begin EXTRACTED ENTRIES

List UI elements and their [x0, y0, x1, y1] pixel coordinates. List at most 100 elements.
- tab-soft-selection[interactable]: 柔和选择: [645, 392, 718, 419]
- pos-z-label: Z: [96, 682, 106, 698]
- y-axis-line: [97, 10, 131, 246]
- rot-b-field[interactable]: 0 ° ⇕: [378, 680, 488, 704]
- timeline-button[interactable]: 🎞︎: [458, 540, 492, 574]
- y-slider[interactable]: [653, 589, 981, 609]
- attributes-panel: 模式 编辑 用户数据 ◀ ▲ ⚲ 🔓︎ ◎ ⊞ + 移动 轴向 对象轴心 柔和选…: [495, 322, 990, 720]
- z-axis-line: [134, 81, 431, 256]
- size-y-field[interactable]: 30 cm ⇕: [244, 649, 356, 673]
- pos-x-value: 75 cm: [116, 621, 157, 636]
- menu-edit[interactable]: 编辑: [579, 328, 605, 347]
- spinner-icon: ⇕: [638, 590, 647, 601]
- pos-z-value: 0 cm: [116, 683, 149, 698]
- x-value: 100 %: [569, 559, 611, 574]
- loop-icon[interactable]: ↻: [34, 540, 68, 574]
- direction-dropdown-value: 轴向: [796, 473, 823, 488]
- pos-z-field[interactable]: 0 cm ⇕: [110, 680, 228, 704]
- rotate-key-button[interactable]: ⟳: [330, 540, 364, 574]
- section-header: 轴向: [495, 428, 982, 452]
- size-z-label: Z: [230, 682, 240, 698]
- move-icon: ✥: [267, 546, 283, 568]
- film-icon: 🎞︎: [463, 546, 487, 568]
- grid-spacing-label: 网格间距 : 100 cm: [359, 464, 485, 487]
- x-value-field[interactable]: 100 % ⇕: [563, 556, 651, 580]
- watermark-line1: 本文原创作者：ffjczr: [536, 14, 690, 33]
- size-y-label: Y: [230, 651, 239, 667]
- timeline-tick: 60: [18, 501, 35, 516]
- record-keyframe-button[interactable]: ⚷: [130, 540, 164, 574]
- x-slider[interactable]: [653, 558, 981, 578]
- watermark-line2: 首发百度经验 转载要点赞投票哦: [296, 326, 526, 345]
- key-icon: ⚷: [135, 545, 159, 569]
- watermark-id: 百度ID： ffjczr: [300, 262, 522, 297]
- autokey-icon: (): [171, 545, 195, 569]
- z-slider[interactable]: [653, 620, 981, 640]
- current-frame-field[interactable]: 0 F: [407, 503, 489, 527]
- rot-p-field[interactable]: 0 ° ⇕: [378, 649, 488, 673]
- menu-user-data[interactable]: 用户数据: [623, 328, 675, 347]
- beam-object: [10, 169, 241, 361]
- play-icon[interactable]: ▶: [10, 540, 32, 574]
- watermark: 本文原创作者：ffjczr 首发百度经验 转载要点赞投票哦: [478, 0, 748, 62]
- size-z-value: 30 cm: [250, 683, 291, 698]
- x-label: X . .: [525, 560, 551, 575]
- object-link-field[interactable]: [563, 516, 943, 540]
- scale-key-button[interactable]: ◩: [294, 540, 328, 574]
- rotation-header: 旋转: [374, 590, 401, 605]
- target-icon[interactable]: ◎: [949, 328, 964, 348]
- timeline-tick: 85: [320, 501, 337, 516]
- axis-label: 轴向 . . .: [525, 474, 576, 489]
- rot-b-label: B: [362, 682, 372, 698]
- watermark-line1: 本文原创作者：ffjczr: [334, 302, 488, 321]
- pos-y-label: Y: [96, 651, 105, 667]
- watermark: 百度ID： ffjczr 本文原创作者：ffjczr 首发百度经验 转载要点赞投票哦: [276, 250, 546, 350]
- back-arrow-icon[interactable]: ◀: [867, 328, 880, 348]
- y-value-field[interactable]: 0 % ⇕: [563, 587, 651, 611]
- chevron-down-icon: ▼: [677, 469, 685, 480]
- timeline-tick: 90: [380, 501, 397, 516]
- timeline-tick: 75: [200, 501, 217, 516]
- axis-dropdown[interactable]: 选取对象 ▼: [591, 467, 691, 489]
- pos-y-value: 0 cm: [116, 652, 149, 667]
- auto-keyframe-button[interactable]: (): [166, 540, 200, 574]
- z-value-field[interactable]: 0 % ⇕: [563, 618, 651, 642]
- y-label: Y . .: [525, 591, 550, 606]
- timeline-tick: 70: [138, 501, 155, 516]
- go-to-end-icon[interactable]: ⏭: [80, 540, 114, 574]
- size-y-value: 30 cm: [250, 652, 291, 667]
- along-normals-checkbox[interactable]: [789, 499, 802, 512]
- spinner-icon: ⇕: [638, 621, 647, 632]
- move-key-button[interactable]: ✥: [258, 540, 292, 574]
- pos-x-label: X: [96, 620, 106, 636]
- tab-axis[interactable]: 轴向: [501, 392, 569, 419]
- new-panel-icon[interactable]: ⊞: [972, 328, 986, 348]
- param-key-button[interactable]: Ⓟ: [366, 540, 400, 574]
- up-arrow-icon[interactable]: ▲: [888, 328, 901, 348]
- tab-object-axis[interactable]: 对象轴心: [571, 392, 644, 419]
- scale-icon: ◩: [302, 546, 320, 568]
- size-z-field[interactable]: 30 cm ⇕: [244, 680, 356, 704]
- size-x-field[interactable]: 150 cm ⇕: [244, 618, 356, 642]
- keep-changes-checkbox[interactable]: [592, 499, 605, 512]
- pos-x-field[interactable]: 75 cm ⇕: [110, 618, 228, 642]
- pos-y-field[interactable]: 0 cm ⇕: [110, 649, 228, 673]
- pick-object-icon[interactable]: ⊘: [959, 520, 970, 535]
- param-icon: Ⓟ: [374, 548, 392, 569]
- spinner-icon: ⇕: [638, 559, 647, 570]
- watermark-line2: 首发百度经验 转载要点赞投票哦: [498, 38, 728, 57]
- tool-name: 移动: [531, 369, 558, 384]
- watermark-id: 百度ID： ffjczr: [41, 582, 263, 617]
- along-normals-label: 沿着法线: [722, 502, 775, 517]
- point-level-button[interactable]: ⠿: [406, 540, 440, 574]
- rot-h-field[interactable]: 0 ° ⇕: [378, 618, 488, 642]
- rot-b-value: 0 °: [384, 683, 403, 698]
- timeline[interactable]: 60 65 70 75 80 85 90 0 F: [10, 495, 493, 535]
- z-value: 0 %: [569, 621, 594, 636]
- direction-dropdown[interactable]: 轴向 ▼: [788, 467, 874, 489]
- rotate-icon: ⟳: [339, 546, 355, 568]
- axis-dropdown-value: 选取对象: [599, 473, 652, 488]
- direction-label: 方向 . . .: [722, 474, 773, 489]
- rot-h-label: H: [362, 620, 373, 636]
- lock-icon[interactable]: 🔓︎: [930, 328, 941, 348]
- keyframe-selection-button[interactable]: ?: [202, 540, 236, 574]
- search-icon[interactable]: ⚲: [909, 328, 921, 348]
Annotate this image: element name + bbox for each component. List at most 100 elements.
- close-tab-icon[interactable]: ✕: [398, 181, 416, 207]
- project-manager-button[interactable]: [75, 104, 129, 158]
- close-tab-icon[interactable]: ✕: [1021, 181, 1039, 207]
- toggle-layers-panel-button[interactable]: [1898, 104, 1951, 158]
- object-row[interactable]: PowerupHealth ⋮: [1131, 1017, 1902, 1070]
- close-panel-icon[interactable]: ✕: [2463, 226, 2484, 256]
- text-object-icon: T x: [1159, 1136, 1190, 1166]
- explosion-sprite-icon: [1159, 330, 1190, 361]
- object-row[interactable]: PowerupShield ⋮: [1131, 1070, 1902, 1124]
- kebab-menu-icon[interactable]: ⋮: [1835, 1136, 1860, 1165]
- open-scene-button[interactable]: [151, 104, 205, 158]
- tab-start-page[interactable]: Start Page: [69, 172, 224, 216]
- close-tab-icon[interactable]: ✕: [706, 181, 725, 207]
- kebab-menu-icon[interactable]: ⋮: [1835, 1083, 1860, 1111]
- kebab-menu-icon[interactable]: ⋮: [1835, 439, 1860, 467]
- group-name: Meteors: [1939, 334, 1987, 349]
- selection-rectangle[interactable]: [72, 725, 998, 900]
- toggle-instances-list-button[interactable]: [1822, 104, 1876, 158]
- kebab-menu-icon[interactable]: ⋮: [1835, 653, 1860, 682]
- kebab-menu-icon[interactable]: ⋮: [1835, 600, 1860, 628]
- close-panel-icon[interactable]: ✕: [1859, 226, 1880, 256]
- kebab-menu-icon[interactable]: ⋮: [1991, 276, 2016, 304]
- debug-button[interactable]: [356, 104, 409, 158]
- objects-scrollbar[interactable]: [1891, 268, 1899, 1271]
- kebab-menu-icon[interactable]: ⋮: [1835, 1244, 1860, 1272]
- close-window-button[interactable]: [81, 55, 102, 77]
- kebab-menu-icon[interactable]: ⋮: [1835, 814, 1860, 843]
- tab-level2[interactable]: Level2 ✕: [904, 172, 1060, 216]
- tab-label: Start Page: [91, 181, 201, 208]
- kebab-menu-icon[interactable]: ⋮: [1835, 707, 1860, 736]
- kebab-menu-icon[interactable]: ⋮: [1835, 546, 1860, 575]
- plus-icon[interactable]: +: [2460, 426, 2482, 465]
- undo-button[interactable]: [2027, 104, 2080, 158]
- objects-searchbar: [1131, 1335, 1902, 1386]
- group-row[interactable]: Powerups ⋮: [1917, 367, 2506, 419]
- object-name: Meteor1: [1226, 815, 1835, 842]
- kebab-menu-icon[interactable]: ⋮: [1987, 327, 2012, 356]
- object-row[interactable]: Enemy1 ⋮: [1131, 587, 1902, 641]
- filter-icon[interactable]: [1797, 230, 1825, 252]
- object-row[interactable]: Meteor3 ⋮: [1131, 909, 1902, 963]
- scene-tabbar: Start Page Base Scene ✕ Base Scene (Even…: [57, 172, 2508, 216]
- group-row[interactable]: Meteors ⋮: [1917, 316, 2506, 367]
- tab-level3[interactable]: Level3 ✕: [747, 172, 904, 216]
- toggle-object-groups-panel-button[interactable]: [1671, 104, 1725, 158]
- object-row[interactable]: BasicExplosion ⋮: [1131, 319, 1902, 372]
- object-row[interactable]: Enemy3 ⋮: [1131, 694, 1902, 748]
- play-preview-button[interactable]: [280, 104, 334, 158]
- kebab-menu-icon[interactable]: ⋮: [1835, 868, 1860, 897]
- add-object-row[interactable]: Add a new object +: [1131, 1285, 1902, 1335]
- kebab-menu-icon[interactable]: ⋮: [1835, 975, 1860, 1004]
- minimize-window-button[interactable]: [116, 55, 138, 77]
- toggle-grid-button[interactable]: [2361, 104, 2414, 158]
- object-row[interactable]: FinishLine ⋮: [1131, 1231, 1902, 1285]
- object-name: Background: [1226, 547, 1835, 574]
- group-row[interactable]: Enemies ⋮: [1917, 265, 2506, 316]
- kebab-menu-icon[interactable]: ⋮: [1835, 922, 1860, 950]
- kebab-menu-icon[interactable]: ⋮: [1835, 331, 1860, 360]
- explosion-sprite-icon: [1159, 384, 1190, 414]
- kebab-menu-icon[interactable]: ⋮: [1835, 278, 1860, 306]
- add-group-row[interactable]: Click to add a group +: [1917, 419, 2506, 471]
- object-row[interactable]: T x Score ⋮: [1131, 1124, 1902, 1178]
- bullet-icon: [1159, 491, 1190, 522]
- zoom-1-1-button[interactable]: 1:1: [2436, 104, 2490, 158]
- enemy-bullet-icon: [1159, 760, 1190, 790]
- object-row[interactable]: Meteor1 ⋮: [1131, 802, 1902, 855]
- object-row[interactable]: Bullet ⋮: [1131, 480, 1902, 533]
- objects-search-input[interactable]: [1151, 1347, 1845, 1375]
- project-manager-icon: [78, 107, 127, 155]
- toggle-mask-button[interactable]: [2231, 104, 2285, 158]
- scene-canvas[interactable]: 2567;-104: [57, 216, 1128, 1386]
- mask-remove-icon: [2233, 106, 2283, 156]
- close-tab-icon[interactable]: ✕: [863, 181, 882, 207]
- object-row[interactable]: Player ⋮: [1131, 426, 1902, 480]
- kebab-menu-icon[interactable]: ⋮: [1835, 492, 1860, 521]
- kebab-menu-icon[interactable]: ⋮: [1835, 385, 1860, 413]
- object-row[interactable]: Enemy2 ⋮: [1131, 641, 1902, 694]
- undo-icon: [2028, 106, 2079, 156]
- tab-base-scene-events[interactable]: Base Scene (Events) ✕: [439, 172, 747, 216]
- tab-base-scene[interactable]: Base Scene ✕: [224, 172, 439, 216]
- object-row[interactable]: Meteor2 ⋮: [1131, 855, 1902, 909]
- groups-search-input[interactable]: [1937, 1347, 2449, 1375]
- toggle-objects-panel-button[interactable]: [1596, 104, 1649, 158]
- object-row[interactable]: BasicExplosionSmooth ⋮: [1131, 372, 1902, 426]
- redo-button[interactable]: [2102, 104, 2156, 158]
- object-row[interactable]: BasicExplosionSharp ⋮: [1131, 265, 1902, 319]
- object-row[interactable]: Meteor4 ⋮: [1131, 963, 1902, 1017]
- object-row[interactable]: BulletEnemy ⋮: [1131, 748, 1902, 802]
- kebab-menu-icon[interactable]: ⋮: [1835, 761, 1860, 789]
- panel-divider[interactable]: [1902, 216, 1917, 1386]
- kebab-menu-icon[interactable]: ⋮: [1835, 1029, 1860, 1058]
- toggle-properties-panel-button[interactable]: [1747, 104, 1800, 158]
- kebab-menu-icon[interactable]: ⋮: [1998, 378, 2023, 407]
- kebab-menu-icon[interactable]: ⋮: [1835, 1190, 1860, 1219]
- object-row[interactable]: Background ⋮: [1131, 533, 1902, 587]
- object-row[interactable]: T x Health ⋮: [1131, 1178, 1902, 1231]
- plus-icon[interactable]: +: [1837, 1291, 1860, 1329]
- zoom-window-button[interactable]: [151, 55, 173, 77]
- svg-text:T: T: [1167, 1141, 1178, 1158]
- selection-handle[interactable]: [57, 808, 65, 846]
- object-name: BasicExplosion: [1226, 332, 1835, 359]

end EXTRACTED ENTRIES

■ REQUIRED TASK:
Format the lines from the start of the data listing through the line containing "- timeline-tick: 60: [18, 501, 35, 516]", inclusive, as a JSON list of strings with one string per line, omitting blank lines.

■ OUTPUT FOR THIS TASK:
[
  "List UI elements and their [x0, y0, x1, y1] pixel coordinates. List at most 100 elements.",
  "- tab-soft-selection[interactable]: 柔和选择: [645, 392, 718, 419]",
  "- pos-z-label: Z: [96, 682, 106, 698]",
  "- y-axis-line: [97, 10, 131, 246]",
  "- rot-b-field[interactable]: 0 ° ⇕: [378, 680, 488, 704]",
  "- timeline-button[interactable]: 🎞︎: [458, 540, 492, 574]",
  "- y-slider[interactable]: [653, 589, 981, 609]",
  "- attributes-panel: 模式 编辑 用户数据 ◀ ▲ ⚲ 🔓︎ ◎ ⊞ + 移动 轴向 对象轴心 柔和选…: [495, 322, 990, 720]",
  "- z-axis-line: [134, 81, 431, 256]",
  "- size-y-field[interactable]: 30 cm ⇕: [244, 649, 356, 673]",
  "- pos-x-value: 75 cm: [116, 621, 157, 636]",
  "- menu-edit[interactable]: 编辑: [579, 328, 605, 347]",
  "- spinner-icon: ⇕: [638, 590, 647, 601]",
  "- pos-z-value: 0 cm: [116, 683, 149, 698]",
  "- x-value: 100 %: [569, 559, 611, 574]",
  "- loop-icon[interactable]: ↻: [34, 540, 68, 574]",
  "- direction-dropdown-value: 轴向: [796, 473, 823, 488]",
  "- pos-z-field[interactable]: 0 cm ⇕: [110, 680, 228, 704]",
  "- rotate-key-button[interactable]: ⟳: [330, 540, 364, 574]",
  "- section-header: 轴向: [495, 428, 982, 452]",
  "- size-z-label: Z: [230, 682, 240, 698]",
  "- move-icon: ✥: [267, 546, 283, 568]",
  "- film-icon: 🎞︎: [463, 546, 487, 568]",
  "- grid-spacing-label: 网格间距 : 100 cm: [359, 464, 485, 487]",
  "- x-value-field[interactable]: 100 % ⇕: [563, 556, 651, 580]",
  "- watermark-line1: 本文原创作者：ffjczr: [536, 14, 690, 33]",
  "- size-y-label: Y: [230, 651, 239, 667]",
  "- timeline-tick: 60: [18, 501, 35, 516]"
]